EXTRAIT CHOISI ->
Ma chronique sur le succès du vélo à Montréal m’a valu un bon nombre de courriels de cyclistes qui se demandent pourquoi on ne parle pas des accidents qui surviennent sur les pistes.

Ces évènements se rendent jusqu’aux grands médias lorsqu’ils sont graves, comme c’est le cas de celui survenu le 7 juin dernier à l’angle Berri et Ontario et dont vous parle ma collègue Florence Morin-Martel dans son reportage.

Si vous enfourchez votre vélo au quotidien, vous êtes probablement régulièrement témoins d’accidents. Si la plupart sont des accrochages qui se concluent par un sympathique « tu pourrais pas regarder où tu vas, espèce de moron ? », d’autres laissent des blessures et des traumatismes de toutes sortes et demandent l’intervention des ambulanciers.

Marjolaine Guay m’a raconté la fois où une randonnée qui devait être idyllique a pris la forme d’un cauchemar. Elle et son conjoint roulaient en tandem sur le pont Wellington qui enjambe le canal de Lachine. Les deux adeptes du vélo, habitués aux grandes excursions, ont croisé un groupe. Tout à coup, un cycliste a émergé et est venu les percuter.

Le couple a été projeté sur plusieurs mètres. Des gens ont appelé une ambulance. « Je n’ai pas eu le temps de voir venir l’accident, dit Marjolaine. Tout s’est passé en une fraction de seconde. J’ai repris mes esprits à l’hôpital. »

Conclusion : Marjolaine et son conjoint ont tous les deux subi une commotion cérébrale, plusieurs contusions et blessures. De plus, la cycliste a eu une fracture de la clavicule qui, cinq ans plus tard, laisse des séquelles. Pour ce qui est du vélo et de l’équipement, c’était une perte totale. « Les casques étaient finis, dit-elle. Ils ont joué leur rôle. Heureusement qu’on les avait, car ç’aurait été pire. »

Comme l’autre cycliste a été transporté dans un autre hôpital, Marjolaine et son mari ont perdu sa trace. Même une démarche à la cour en vue d’obtenir son identité auprès de la police n’a pas porté ses fruits.

Cet accident a eu lieu il y a cinq ans, et Marjolaine est demeurée très craintive. « Depuis cet accident, on a enfourché nos vélos cinq fois. Le plaisir n’est plus là. »

Les accidents sur les pistes sont la plupart du temps liés à la témérité de certains usagers ou à un manque d’attention. Guy m’a fait part de son expérience. Il venait de quitter l’estacade qui mène à l’île des Sœurs. Les habitués savent que dans le parc du Cours-du-Fleuve, la piste présente un virage à 90 degrés.

« Deux cyclistes s’en venaient, raconte Guy. Le premier était retourné pour parler à son ami qui était derrière. Il était rendu dans ma voie. J’ai voulu l’éviter. Mais j’ai glissé sur des feuilles mouillées. » Guy avait les pieds dans les étriers. La chute a été brutale.

MATÉRIEL FOURNI ->
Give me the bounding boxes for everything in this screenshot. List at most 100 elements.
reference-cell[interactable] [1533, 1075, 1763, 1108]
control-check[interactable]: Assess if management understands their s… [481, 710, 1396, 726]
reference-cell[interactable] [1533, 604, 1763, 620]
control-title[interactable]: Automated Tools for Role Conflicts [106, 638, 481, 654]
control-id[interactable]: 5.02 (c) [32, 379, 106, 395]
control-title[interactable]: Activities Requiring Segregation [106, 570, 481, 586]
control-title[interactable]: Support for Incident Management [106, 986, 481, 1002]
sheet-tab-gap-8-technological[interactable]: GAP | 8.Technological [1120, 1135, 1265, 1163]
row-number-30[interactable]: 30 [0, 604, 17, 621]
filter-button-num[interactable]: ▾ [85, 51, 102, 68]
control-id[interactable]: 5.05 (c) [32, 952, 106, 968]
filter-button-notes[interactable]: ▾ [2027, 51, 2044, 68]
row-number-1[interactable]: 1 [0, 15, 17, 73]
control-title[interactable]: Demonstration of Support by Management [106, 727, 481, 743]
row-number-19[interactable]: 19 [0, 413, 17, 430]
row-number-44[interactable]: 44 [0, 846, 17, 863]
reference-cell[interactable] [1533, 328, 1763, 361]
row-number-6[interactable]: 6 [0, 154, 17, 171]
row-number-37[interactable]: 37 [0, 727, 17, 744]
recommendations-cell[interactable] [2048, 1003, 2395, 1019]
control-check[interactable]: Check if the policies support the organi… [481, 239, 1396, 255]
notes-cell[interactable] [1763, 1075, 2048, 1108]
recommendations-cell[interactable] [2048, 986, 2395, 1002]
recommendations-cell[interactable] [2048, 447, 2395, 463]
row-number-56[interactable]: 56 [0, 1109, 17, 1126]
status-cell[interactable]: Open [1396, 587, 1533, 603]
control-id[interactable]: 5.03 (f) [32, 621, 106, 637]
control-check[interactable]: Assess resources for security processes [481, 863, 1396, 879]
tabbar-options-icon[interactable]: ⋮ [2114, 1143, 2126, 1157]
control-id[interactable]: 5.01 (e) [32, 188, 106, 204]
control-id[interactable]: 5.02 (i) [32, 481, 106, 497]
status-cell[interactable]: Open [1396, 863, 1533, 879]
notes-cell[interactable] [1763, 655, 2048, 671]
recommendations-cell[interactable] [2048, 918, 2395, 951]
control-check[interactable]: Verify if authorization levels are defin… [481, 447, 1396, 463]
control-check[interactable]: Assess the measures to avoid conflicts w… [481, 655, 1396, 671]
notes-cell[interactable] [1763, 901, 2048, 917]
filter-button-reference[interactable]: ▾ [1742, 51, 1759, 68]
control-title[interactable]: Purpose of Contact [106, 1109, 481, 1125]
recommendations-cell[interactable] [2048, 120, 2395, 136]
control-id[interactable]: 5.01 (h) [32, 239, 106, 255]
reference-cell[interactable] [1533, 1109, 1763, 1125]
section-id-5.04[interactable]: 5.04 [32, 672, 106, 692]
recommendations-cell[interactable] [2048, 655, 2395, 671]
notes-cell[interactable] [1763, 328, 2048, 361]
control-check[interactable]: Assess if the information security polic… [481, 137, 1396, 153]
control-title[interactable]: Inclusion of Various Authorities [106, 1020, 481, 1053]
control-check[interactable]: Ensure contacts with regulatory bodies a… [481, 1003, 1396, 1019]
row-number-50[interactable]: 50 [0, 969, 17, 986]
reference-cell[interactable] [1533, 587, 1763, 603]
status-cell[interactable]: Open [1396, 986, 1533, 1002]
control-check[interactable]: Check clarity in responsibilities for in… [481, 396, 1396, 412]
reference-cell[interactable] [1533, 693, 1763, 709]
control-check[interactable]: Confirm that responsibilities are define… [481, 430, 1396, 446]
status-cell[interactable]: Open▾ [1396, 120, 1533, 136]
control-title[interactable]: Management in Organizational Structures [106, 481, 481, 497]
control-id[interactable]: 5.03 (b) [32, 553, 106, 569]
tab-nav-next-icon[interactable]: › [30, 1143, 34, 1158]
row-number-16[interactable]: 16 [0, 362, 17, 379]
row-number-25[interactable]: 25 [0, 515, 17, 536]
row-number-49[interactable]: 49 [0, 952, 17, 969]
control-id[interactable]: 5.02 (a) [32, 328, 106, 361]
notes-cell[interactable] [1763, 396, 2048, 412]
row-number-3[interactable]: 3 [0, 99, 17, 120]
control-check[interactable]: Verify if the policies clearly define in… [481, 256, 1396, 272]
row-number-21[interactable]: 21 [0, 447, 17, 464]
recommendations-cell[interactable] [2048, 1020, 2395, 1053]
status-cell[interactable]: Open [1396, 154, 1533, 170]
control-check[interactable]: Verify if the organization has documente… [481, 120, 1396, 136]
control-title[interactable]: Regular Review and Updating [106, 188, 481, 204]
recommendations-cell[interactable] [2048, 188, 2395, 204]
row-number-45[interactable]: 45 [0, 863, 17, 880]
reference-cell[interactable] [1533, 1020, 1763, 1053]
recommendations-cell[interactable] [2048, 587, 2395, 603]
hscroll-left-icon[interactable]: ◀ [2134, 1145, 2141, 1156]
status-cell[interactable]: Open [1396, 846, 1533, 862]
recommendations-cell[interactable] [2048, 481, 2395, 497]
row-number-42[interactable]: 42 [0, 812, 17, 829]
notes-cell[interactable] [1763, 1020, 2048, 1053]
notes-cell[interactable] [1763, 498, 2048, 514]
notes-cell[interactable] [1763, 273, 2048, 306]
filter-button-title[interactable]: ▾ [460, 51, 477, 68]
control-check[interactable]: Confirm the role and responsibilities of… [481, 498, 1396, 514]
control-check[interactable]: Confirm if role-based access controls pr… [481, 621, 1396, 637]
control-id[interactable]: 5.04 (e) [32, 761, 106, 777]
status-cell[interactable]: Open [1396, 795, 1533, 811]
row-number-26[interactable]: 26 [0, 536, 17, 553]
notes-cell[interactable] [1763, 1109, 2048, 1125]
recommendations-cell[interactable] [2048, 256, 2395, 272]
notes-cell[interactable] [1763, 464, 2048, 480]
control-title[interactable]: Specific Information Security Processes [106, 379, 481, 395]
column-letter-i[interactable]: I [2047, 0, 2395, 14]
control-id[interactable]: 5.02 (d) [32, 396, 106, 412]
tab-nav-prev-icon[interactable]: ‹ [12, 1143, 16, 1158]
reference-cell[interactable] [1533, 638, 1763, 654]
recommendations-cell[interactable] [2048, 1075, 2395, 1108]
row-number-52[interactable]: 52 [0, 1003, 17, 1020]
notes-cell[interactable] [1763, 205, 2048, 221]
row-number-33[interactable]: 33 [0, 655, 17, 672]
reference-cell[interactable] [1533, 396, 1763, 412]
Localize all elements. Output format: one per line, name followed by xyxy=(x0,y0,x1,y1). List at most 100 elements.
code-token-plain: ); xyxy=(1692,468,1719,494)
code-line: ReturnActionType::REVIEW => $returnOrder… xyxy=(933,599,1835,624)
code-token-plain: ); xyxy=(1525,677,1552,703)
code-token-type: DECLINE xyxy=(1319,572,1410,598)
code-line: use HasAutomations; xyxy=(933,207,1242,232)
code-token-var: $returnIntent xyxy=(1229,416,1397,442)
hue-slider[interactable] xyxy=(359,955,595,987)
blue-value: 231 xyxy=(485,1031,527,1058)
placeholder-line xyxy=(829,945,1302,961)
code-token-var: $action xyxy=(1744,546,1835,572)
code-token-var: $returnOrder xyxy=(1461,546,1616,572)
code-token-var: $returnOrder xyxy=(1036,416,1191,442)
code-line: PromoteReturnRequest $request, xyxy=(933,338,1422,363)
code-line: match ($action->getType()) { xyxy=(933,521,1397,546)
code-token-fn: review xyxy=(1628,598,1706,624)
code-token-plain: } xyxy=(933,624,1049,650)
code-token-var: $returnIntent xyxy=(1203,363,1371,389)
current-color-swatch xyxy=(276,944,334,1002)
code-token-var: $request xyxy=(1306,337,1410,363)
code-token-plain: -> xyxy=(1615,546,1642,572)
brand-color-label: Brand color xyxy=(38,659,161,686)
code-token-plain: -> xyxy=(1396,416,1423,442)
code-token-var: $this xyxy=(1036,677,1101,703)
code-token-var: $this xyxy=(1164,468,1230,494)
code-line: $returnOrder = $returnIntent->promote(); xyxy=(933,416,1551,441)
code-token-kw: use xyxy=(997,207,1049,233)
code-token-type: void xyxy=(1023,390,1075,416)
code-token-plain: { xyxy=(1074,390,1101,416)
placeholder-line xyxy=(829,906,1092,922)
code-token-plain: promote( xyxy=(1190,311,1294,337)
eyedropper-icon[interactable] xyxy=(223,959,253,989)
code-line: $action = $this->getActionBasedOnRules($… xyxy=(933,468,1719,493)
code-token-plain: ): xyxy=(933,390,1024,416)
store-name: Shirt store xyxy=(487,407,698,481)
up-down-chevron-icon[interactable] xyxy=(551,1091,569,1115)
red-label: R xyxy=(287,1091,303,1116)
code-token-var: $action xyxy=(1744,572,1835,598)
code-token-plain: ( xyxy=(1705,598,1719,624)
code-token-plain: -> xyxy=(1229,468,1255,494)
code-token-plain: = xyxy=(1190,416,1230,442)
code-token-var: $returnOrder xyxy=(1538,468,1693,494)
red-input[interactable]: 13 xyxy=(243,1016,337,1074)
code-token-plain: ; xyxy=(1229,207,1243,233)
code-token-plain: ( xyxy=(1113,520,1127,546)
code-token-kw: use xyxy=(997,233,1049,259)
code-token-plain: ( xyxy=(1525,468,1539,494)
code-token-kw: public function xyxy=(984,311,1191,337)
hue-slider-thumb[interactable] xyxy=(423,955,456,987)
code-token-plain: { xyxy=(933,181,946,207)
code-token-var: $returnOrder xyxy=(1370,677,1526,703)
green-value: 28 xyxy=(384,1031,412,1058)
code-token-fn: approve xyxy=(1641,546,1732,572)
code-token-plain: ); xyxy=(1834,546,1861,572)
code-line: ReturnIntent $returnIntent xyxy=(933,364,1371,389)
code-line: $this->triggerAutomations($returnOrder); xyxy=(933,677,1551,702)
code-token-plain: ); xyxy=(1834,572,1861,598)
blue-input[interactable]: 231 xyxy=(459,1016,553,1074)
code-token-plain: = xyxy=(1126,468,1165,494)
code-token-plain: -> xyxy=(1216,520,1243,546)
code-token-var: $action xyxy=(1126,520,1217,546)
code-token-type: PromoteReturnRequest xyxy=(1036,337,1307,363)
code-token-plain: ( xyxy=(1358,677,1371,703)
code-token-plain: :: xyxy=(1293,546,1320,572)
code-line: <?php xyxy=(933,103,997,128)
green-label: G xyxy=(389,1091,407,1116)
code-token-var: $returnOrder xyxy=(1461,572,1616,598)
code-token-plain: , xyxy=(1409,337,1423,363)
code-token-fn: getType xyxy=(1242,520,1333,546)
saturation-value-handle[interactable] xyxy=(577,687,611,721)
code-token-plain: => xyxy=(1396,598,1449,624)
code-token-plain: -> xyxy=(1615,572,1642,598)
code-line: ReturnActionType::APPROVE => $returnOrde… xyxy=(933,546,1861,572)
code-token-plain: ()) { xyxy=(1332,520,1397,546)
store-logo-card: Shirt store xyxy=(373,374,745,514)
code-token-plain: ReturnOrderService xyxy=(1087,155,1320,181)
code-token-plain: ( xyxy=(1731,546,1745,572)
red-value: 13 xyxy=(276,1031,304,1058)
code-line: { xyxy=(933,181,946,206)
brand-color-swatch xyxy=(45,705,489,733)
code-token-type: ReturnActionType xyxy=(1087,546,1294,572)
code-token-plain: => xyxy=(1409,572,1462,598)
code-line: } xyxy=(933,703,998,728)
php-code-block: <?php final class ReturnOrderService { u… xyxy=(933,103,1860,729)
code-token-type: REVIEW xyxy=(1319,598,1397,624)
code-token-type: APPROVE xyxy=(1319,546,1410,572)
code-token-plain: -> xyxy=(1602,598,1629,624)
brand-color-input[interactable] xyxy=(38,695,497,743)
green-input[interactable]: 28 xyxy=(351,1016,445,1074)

TRAVAIL À FAIRE ->
Recopiez à l'identique le passage de la chronique sur les accidents de vélo, en commençant par « Cet accident a » et en allant jusqu'à « virage à 90 degrés. ».

SOLUTION DU PROBLÈME ->
Cet accident a eu lieu il y a cinq ans, et Marjolaine est demeurée très craintive. « Depuis cet accident, on a enfourché nos vélos cinq fois. Le plaisir n’est plus là. »

Les accidents sur les pistes sont la plupart du temps liés à la témérité de certains usagers ou à un manque d’attention. Guy m’a fait part de son expérience. Il venait de quitter l’estacade qui mène à l’île des Sœurs. Les habitués savent que dans le parc du Cours-du-Fleuve, la piste présente un virage à 90 degrés.